-- WRITTEN EXERCISE --
Quote all of the data exactly as given. Skip every picture it contains.

-- PROVIDED ENTRIES --
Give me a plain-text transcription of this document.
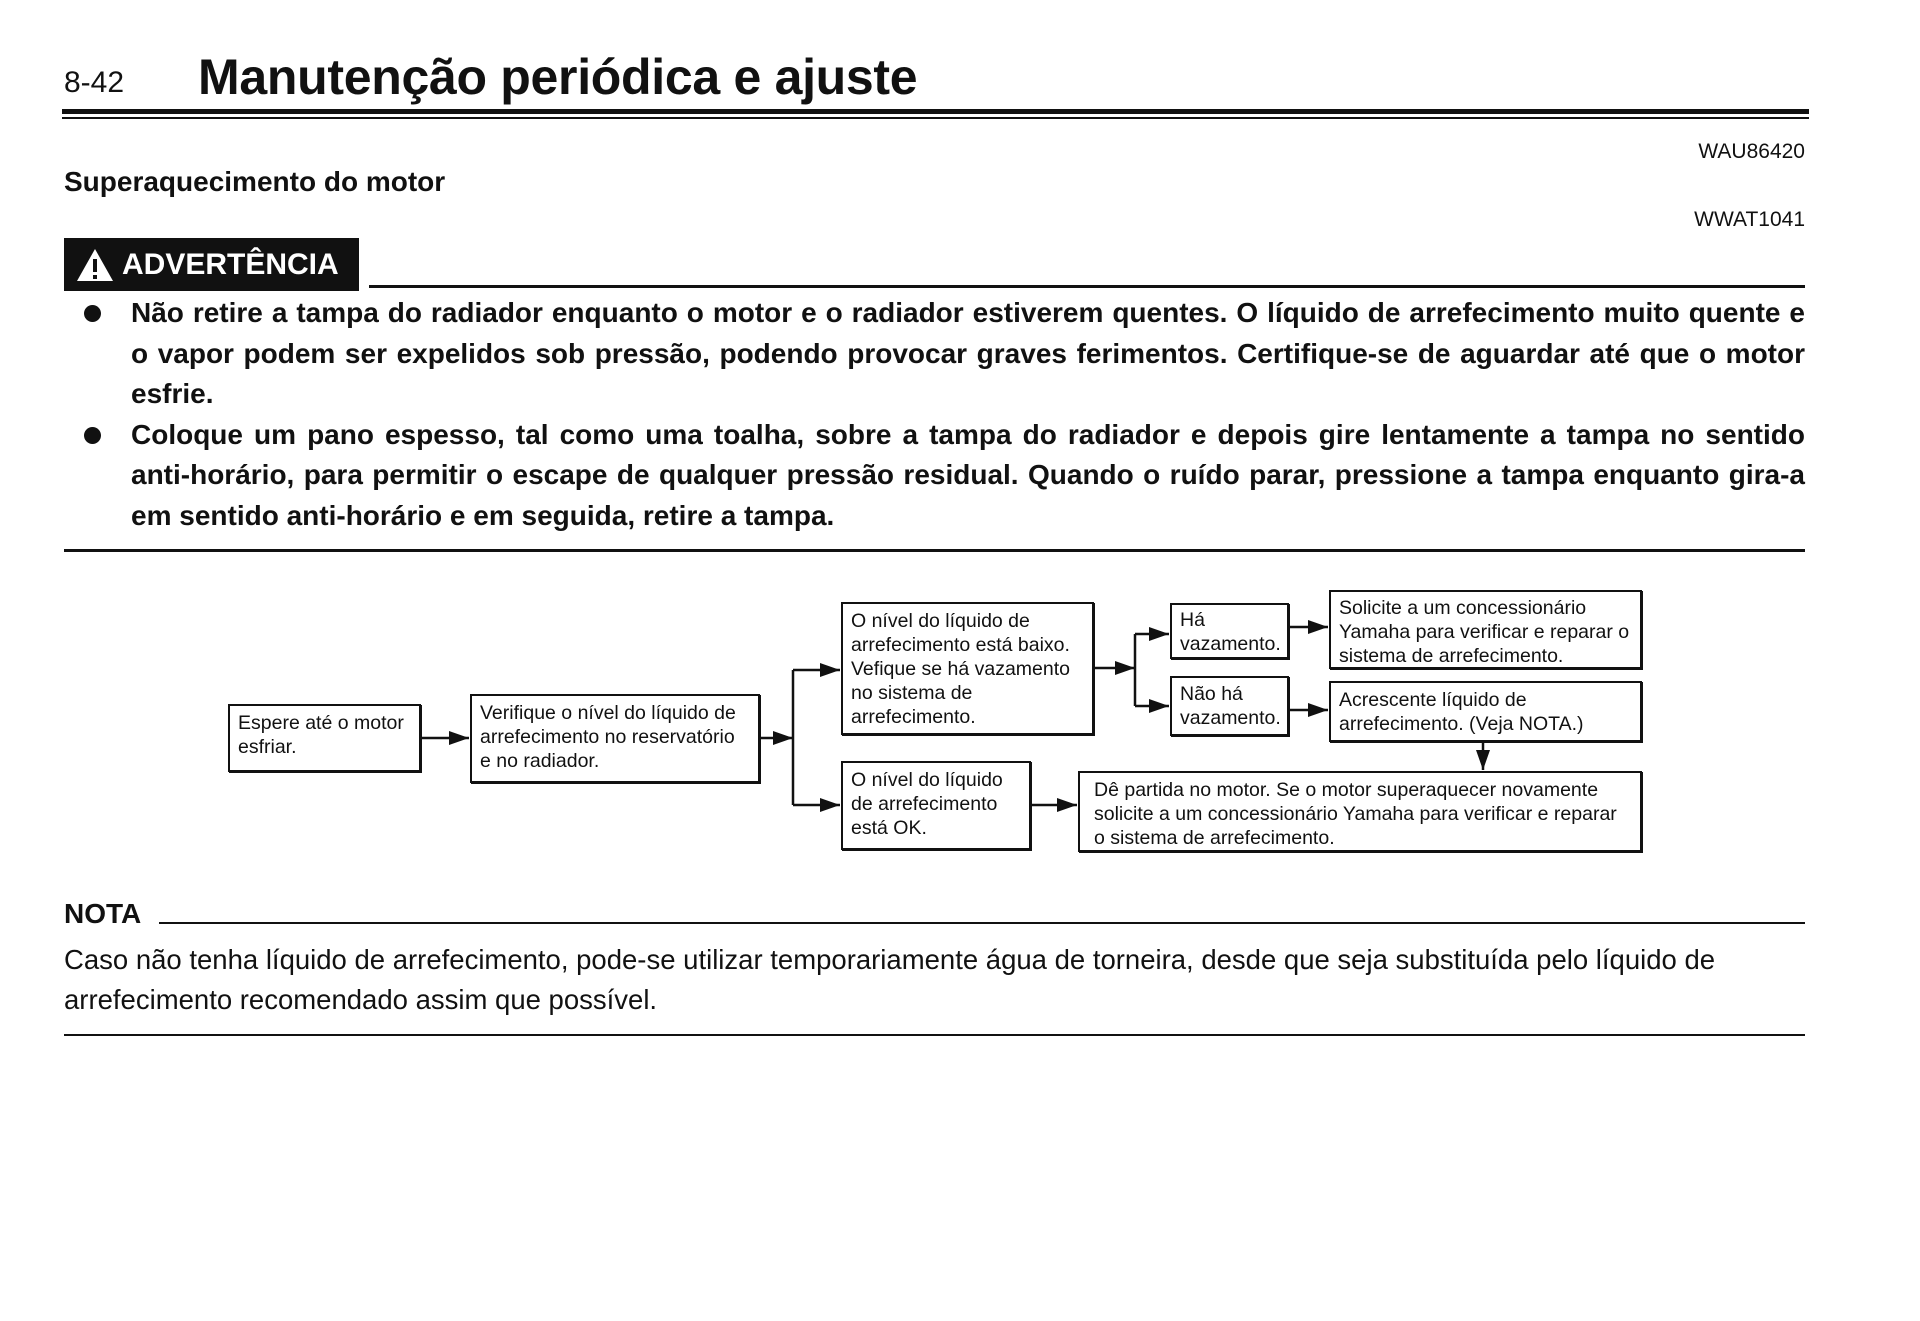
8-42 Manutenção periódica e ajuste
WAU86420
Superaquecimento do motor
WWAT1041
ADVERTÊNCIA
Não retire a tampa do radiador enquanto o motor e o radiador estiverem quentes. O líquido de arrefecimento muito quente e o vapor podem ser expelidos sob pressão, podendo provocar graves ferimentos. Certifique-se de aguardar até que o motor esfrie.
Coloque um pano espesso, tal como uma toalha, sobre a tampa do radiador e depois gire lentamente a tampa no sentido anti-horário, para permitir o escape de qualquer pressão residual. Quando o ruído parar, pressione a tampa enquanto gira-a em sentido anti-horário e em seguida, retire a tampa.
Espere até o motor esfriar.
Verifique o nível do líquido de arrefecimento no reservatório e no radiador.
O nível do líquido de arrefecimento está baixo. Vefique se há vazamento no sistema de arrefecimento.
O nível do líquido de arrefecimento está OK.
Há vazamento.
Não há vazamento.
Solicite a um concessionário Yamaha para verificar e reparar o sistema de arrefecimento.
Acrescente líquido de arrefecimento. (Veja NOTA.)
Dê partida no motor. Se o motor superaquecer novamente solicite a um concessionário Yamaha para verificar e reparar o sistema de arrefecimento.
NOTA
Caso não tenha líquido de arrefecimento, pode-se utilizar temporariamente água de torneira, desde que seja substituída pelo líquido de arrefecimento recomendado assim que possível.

-- EXERCISE OUTPUT --
Give me a plain-text transcription of this document.
8-42 Manutenção periódica e ajuste
WAU86420
Superaquecimento do motor
WWAT1041
ADVERTÊNCIA
Não retire a tampa do radiador enquanto o motor e o radiador estiverem quentes. O líquido de arrefecimento muito quente e o vapor podem ser expelidos sob pressão, podendo provocar graves ferimentos. Certifique-se de aguardar até que o motor esfrie.
Coloque um pano espesso, tal como uma toalha, sobre a tampa do radiador e depois gire lentamente a tampa no sentido anti-horário, para permitir o escape de qualquer pressão residual. Quando o ruído parar, pressione a tampa enquanto gira-a em sentido anti-horário e em seguida, retire a tampa.
Espere até o motor esfriar.
Verifique o nível do líquido de arrefecimento no reservatório e no radiador.
O nível do líquido de arrefecimento está baixo. Vefique se há vazamento no sistema de arrefecimento.
O nível do líquido de arrefecimento está OK.
Há vazamento.
Não há vazamento.
Solicite a um concessionário Yamaha para verificar e reparar o sistema de arrefecimento.
Acrescente líquido de arrefecimento. (Veja NOTA.)
Dê partida no motor. Se o motor superaquecer novamente solicite a um concessionário Yamaha para verificar e reparar o sistema de arrefecimento.
NOTA
Caso não tenha líquido de arrefecimento, pode-se utilizar temporariamente água de torneira, desde que seja substituída pelo líquido de arrefecimento recomendado assim que possível.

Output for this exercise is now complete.